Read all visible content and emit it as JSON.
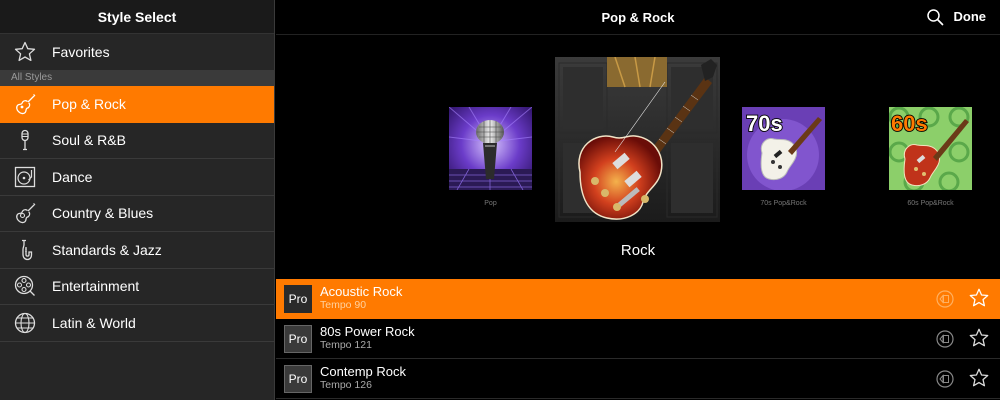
{
  "left_panel": {
    "title": "Style Select",
    "favorites_label": "Favorites",
    "section_label": "All Styles",
    "items": [
      {
        "label": "Pop & Rock",
        "icon": "guitar-icon",
        "active": true
      },
      {
        "label": "Soul & R&B",
        "icon": "microphone-icon",
        "active": false
      },
      {
        "label": "Dance",
        "icon": "turntable-icon",
        "active": false
      },
      {
        "label": "Country & Blues",
        "icon": "acoustic-guitar-icon",
        "active": false
      },
      {
        "label": "Standards & Jazz",
        "icon": "saxophone-icon",
        "active": false
      },
      {
        "label": "Entertainment",
        "icon": "film-reel-icon",
        "active": false
      },
      {
        "label": "Latin & World",
        "icon": "globe-icon",
        "active": false
      }
    ]
  },
  "right_panel": {
    "title": "Pop & Rock",
    "done_label": "Done",
    "carousel": {
      "selected_caption": "Rock",
      "covers": [
        {
          "caption": "Pop",
          "image": "microphone-cover"
        },
        {
          "caption": "",
          "image": "rock-guitar-cover"
        },
        {
          "caption": "70s Pop&Rock",
          "image": "70s-guitar-cover",
          "badge": "70s"
        },
        {
          "caption": "60s Pop&Rock",
          "image": "60s-guitar-cover",
          "badge": "60s"
        }
      ]
    },
    "list": [
      {
        "badge": "Pro",
        "name": "Acoustic Rock",
        "tempo": "Tempo 90",
        "active": true
      },
      {
        "badge": "Pro",
        "name": "80s Power Rock",
        "tempo": "Tempo 121",
        "active": false
      },
      {
        "badge": "Pro",
        "name": "Contemp Rock",
        "tempo": "Tempo 126",
        "active": false
      }
    ]
  },
  "colors": {
    "accent": "#ff7a00",
    "sidebar_bg": "#262626",
    "background": "#000000"
  }
}
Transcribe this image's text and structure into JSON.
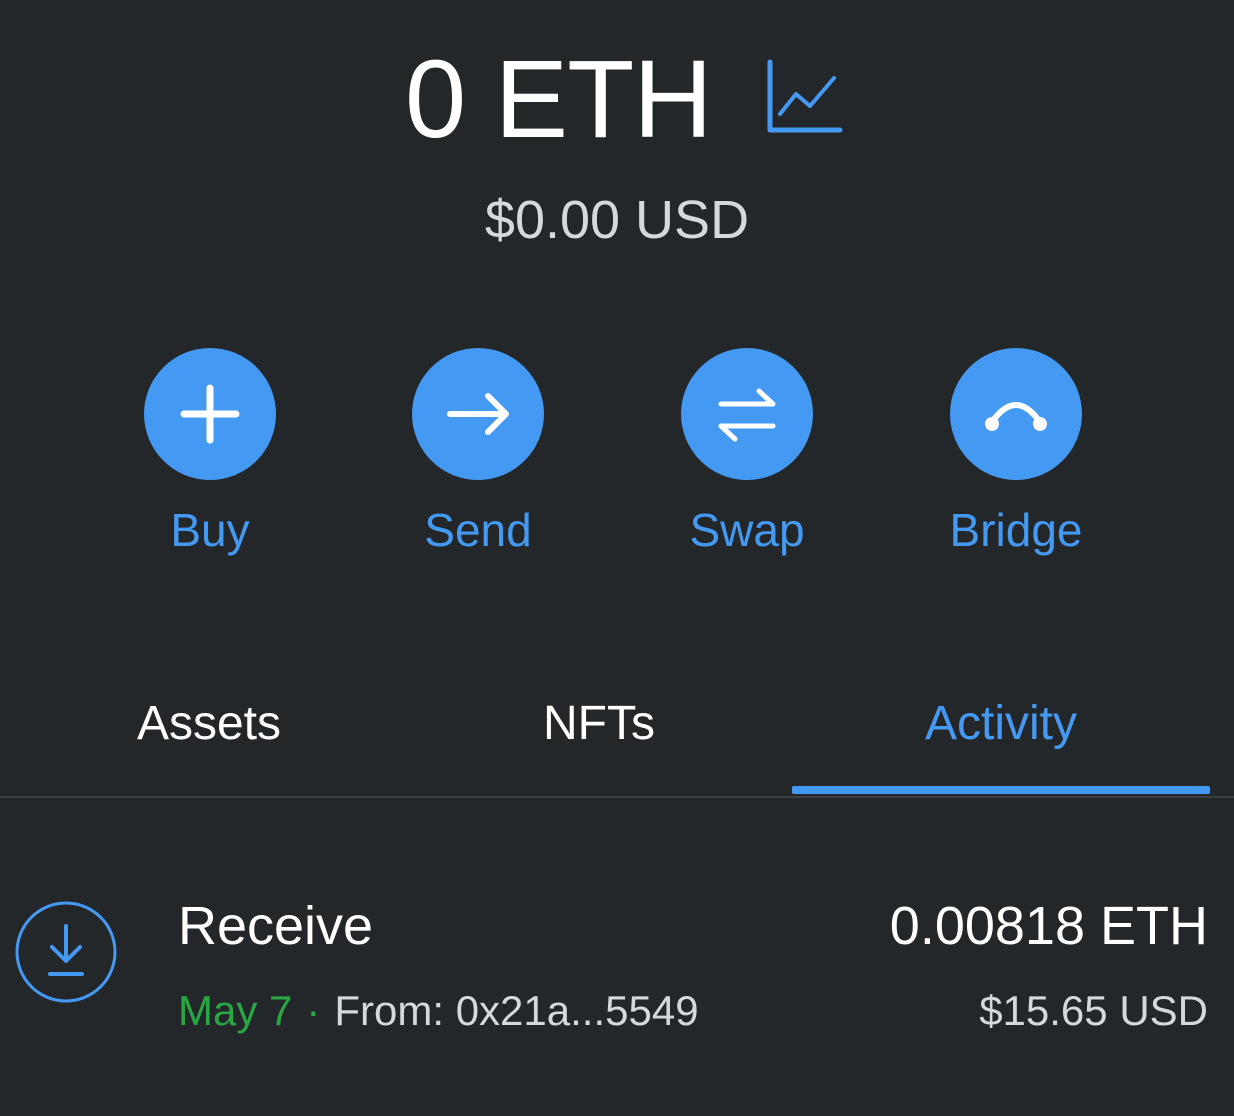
{
  "balance": {
    "amount": "0 ETH",
    "fiat": "$0.00 USD",
    "chart_icon": "line-chart-icon"
  },
  "actions": [
    {
      "label": "Buy",
      "icon": "plus-icon"
    },
    {
      "label": "Send",
      "icon": "arrow-right-icon"
    },
    {
      "label": "Swap",
      "icon": "swap-arrows-icon"
    },
    {
      "label": "Bridge",
      "icon": "bridge-icon"
    }
  ],
  "tabs": [
    {
      "label": "Assets",
      "active": false
    },
    {
      "label": "NFTs",
      "active": false
    },
    {
      "label": "Activity",
      "active": true
    }
  ],
  "activity": [
    {
      "icon": "receive-icon",
      "title": "Receive",
      "date": "May 7",
      "separator": "·",
      "from": "From: 0x21a...5549",
      "amount": "0.00818 ETH",
      "fiat": "$15.65 USD"
    }
  ],
  "colors": {
    "background": "#24272a",
    "accent": "#4499f2",
    "success": "#28a745",
    "text_primary": "#ffffff",
    "text_secondary": "#d6d9dc",
    "divider": "#3b3f44"
  }
}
■ ■ ■
Required task: Filter for "title". Return all lines that hold it.

Response below:
    "title": "Style Select",
    "title": "Pop & Rock",
      "title": "Receive",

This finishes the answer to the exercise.